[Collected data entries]

--------------------

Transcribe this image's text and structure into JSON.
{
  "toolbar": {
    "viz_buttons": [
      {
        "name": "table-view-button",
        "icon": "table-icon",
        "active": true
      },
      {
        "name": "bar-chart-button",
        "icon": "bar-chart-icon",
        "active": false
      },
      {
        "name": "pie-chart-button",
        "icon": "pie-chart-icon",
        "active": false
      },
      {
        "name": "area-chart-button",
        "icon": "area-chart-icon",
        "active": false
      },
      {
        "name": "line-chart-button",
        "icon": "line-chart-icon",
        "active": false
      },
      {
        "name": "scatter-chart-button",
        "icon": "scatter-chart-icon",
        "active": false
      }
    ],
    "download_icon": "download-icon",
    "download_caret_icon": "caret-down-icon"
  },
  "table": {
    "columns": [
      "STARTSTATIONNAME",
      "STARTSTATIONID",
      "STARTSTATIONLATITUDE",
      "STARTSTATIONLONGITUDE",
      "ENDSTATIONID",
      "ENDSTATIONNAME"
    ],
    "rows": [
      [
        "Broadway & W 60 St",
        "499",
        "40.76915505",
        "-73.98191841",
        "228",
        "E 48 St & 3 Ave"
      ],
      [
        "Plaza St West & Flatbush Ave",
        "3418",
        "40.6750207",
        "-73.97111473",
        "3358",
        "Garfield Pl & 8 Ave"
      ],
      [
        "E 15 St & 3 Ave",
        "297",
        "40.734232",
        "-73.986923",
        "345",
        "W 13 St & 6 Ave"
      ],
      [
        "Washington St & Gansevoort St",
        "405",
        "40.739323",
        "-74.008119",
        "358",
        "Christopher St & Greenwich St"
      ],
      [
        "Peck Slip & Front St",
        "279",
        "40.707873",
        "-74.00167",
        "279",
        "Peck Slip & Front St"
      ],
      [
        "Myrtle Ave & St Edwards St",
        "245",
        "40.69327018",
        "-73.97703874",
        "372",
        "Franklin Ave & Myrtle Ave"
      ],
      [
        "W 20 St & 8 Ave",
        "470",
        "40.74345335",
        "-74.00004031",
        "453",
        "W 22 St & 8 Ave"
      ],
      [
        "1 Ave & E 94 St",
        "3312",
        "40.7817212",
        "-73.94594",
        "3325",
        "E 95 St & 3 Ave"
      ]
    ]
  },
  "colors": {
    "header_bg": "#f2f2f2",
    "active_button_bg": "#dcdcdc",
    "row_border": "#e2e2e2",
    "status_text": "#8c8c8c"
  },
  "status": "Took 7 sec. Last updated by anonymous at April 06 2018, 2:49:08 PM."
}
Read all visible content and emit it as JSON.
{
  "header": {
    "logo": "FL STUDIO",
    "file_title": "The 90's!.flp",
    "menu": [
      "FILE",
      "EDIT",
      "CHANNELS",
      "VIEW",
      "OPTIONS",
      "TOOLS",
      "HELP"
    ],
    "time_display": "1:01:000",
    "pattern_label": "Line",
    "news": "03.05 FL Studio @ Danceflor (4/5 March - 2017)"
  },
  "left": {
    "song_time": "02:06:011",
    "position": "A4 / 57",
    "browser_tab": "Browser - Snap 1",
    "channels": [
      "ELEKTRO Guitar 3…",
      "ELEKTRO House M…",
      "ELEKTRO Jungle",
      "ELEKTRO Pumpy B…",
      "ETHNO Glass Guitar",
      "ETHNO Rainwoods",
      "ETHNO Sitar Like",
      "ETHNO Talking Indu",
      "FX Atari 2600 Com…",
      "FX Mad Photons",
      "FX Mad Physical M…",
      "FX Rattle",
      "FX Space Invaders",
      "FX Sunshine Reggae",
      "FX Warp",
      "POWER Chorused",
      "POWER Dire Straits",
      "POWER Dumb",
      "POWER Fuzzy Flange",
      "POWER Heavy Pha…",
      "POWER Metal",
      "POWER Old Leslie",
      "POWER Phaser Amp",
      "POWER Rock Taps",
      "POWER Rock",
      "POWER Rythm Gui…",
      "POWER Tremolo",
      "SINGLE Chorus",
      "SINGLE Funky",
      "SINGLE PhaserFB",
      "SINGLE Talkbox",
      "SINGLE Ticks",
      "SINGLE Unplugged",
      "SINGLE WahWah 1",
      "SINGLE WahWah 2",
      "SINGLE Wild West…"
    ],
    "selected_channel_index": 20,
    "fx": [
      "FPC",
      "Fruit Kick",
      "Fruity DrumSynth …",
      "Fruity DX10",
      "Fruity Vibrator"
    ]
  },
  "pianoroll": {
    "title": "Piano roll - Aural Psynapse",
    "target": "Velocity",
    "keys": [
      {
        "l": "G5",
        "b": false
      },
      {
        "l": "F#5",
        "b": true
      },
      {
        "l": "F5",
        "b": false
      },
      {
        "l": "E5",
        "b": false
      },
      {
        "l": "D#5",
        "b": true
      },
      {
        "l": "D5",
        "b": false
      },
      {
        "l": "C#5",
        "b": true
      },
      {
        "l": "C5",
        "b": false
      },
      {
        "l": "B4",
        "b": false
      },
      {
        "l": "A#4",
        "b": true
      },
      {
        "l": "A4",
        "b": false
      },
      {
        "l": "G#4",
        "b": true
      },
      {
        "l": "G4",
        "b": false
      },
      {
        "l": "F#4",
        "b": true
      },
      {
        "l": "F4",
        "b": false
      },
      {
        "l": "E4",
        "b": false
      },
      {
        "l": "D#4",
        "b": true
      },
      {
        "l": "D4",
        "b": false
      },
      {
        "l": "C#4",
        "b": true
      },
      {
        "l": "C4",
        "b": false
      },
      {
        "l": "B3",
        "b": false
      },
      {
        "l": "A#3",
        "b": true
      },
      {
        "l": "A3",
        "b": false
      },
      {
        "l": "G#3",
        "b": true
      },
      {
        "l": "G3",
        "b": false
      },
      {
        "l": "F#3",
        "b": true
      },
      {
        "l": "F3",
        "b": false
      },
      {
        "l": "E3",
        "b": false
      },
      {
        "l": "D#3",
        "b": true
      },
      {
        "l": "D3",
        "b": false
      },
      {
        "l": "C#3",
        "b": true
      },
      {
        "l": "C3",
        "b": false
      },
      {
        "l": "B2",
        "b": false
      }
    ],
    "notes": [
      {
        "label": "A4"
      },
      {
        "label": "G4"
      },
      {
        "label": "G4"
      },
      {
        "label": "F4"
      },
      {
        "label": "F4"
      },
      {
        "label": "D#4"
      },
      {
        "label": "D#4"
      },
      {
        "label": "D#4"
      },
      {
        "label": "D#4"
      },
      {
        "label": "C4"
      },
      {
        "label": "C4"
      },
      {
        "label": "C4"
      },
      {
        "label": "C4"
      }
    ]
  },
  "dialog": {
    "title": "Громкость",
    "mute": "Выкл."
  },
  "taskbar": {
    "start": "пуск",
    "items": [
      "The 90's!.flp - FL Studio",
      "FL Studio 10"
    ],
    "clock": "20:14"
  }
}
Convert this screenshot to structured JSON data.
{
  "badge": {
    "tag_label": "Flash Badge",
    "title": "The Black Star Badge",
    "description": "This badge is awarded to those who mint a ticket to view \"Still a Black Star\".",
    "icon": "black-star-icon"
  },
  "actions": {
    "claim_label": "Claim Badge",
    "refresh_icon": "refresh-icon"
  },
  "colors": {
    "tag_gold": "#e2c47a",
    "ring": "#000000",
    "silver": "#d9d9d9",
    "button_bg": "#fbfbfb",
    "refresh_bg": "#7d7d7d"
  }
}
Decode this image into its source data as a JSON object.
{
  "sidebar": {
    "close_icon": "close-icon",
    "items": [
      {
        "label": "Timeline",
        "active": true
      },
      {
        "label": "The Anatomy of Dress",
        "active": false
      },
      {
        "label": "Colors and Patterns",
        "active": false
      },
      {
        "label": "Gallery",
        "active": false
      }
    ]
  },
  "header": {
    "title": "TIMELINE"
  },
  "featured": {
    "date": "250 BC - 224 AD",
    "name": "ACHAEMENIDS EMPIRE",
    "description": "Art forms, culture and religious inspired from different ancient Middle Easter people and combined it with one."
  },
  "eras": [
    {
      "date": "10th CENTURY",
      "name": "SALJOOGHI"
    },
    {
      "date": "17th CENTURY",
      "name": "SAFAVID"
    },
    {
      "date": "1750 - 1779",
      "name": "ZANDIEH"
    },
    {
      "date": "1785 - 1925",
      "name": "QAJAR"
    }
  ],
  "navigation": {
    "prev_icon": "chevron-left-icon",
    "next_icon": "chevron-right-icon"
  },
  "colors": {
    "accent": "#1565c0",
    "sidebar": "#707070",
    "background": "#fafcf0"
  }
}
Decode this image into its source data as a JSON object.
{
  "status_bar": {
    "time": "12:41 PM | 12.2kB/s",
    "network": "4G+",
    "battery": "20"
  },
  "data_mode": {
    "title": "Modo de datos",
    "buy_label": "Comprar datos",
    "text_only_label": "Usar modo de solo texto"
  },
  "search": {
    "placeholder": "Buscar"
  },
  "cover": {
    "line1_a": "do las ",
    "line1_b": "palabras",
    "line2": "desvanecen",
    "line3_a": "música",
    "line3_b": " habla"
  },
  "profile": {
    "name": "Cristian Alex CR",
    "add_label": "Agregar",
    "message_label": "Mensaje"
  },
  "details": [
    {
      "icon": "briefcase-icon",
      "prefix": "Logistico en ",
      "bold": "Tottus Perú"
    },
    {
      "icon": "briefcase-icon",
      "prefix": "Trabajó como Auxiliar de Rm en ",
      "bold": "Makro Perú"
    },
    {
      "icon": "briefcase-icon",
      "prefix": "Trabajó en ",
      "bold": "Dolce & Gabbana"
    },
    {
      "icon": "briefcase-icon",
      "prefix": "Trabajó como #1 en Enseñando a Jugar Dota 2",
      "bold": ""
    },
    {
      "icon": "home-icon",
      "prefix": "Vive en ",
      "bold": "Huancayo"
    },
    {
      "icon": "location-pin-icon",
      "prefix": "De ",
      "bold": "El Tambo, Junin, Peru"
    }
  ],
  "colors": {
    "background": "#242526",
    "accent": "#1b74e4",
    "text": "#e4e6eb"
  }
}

--------------------

• _EXERCISE GOAL_: Report how many lines hold the string "description", giving the number and nothing else.

• _OUTPUT OF THE EXERCISE_: 2